→ **Data in this exercise**:
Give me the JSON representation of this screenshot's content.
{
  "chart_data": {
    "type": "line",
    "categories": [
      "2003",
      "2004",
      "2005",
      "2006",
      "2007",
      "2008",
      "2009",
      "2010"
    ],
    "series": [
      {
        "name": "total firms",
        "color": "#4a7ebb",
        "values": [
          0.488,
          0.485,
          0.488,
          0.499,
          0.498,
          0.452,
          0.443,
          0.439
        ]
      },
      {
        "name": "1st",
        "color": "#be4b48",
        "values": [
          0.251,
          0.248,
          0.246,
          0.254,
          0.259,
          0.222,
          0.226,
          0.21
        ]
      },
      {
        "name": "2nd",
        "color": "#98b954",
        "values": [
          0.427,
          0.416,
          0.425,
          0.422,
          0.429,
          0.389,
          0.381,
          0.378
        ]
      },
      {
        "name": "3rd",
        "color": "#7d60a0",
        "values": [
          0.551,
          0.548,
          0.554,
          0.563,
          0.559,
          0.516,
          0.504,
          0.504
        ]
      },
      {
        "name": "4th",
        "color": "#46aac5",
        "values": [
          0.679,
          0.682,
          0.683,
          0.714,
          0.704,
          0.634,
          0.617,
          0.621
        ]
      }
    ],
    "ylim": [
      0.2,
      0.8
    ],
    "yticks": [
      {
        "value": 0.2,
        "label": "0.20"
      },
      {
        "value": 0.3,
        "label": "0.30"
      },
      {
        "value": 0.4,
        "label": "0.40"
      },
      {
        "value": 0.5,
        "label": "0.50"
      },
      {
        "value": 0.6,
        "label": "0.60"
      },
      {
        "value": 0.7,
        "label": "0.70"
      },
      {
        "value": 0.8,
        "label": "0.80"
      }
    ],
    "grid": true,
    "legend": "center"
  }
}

* * *

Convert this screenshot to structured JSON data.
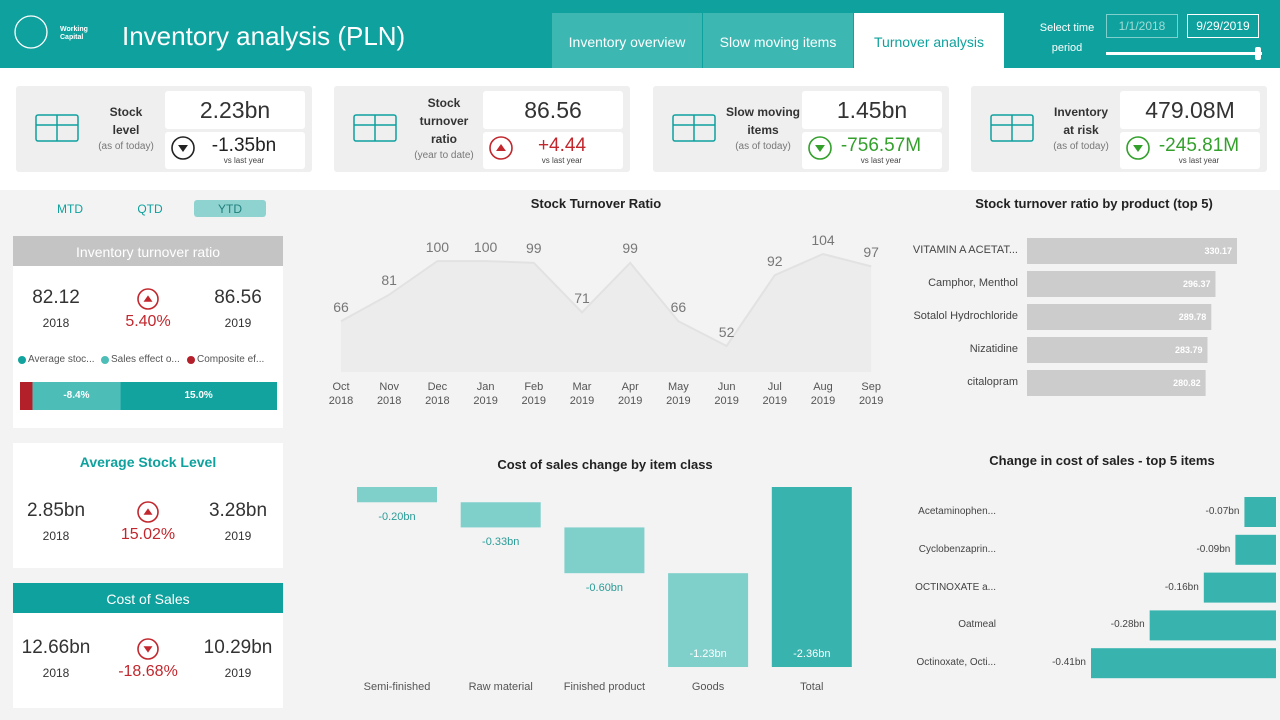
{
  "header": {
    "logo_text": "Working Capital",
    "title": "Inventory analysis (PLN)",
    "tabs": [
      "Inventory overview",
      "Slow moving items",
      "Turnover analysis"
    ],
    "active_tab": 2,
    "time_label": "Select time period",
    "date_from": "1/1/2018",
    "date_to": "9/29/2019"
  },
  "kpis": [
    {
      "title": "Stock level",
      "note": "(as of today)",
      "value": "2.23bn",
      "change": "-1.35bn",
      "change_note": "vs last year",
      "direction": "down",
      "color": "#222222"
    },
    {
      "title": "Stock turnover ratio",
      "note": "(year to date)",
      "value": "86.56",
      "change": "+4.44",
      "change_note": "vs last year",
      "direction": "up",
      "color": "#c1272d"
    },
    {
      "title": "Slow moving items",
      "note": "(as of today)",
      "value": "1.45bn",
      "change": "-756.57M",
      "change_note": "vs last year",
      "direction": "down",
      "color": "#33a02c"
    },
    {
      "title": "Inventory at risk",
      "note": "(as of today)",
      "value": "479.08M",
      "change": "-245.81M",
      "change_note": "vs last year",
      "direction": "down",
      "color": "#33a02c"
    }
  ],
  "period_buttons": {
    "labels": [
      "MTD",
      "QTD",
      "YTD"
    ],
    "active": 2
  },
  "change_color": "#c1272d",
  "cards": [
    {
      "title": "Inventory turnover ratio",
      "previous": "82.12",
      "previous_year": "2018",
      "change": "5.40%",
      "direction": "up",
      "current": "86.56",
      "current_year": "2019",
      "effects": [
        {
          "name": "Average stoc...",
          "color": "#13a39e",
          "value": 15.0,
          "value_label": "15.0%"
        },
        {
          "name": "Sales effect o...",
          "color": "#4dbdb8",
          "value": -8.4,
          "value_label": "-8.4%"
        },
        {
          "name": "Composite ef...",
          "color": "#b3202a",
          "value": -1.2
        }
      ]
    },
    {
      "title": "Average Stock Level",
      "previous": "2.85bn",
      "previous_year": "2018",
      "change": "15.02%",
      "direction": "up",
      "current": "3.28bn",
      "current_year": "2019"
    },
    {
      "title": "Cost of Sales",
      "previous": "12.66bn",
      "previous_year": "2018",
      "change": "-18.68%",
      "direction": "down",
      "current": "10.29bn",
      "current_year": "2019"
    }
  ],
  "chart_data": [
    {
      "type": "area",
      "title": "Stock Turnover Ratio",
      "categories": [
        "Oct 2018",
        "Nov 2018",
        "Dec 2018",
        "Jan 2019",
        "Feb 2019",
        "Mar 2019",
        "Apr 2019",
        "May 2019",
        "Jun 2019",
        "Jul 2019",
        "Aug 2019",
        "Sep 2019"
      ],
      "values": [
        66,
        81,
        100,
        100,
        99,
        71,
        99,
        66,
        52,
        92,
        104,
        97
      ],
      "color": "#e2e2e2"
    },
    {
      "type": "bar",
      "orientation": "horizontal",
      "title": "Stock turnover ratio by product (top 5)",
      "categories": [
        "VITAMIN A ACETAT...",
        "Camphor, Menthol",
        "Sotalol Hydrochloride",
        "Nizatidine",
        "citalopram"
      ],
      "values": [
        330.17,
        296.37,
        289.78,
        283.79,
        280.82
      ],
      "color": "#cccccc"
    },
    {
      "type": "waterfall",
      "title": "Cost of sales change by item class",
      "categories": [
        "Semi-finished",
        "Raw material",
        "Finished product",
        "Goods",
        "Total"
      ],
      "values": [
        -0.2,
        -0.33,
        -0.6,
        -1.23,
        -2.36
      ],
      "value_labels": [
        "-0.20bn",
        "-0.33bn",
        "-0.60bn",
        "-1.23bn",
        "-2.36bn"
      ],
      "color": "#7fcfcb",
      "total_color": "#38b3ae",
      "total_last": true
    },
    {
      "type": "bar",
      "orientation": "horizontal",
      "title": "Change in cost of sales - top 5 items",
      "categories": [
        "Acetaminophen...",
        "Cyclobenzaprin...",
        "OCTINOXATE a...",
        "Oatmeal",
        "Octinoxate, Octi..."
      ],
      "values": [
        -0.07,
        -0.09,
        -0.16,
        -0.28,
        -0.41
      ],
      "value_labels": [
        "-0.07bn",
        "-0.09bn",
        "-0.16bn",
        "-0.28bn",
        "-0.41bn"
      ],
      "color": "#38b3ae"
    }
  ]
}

→ **Stated problem**: What is the number of lines above that contain "Inventory"? Answer with that number only.

→ **The completed task**: 4